## WORK TO BE COMPLETED
Write out the entire listing below exactly as it appears, minus any pictures.

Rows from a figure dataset

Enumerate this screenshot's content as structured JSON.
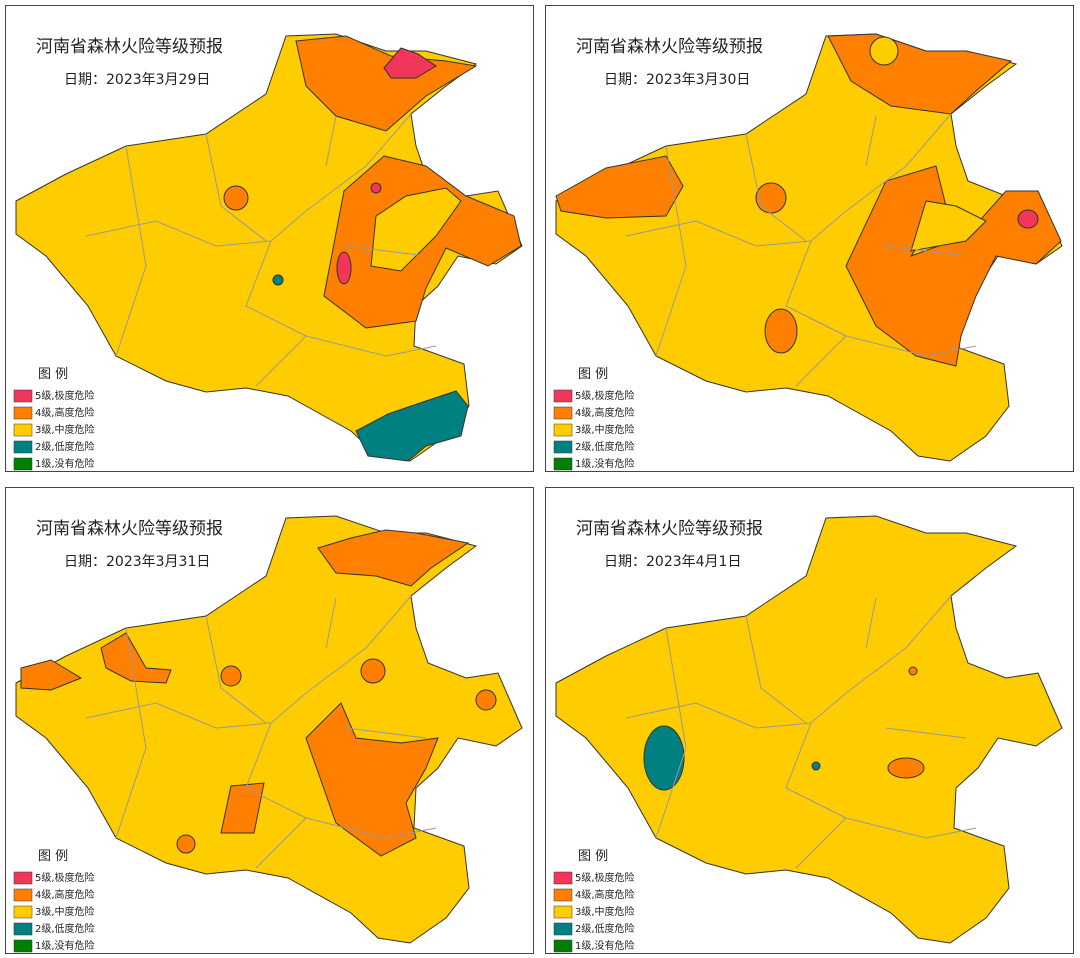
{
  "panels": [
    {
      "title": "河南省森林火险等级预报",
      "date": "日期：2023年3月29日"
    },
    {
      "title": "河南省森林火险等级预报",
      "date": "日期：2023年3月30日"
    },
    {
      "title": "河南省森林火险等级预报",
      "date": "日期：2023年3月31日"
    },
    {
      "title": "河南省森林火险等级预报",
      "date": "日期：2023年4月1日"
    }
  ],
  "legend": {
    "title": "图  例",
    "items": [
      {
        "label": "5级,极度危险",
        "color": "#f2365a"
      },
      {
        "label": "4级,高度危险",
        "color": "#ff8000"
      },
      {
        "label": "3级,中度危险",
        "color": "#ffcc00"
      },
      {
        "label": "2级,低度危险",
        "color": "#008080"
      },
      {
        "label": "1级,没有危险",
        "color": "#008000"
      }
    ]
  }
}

## COMPLETE ANSWER
Enumerate this screenshot's content as structured JSON.
{
  "panels": [
    {
      "title": "河南省森林火险等级预报",
      "date": "日期：2023年3月29日"
    },
    {
      "title": "河南省森林火险等级预报",
      "date": "日期：2023年3月30日"
    },
    {
      "title": "河南省森林火险等级预报",
      "date": "日期：2023年3月31日"
    },
    {
      "title": "河南省森林火险等级预报",
      "date": "日期：2023年4月1日"
    }
  ],
  "legend": {
    "title": "图  例",
    "items": [
      {
        "label": "5级,极度危险",
        "color": "#f2365a"
      },
      {
        "label": "4级,高度危险",
        "color": "#ff8000"
      },
      {
        "label": "3级,中度危险",
        "color": "#ffcc00"
      },
      {
        "label": "2级,低度危险",
        "color": "#008080"
      },
      {
        "label": "1级,没有危险",
        "color": "#008000"
      }
    ]
  }
}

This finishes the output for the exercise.